* [WHAT TO PRODUCE]: Look through the data for the string "icon". Copy every line where it is found.

* [DATASET RECORDS]:
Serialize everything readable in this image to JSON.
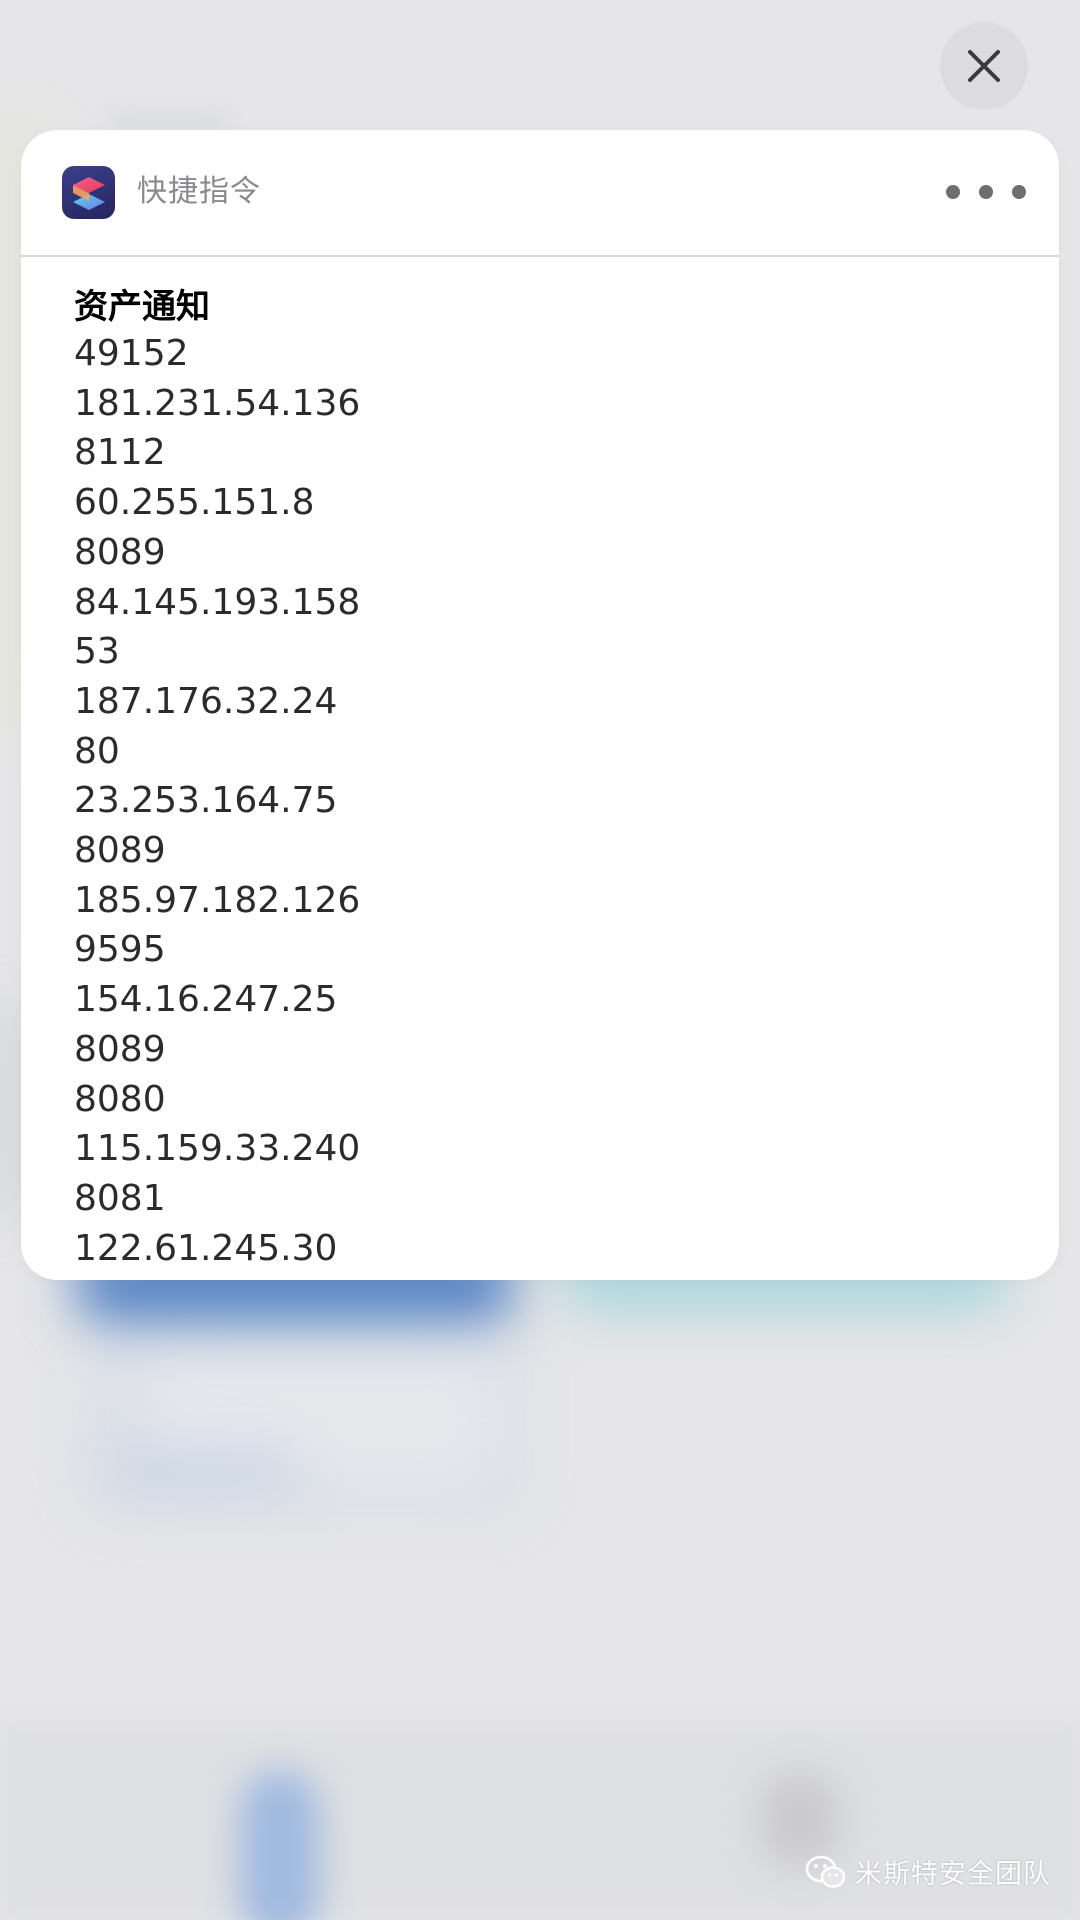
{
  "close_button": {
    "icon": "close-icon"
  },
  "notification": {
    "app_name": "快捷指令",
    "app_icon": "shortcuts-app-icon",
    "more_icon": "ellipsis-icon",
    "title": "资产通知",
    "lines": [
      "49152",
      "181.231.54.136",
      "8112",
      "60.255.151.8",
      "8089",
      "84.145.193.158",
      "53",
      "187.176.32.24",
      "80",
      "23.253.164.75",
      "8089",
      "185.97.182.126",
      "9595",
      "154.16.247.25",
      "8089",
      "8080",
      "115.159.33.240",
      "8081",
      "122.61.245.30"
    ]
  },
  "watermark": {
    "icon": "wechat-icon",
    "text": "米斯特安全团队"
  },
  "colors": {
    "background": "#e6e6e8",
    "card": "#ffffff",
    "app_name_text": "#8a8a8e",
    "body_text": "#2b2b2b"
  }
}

* [RESPONSE TO THIS TASK]:
    "icon": "close-icon"
    "app_icon": "shortcuts-app-icon",
    "more_icon": "ellipsis-icon",
    "icon": "wechat-icon",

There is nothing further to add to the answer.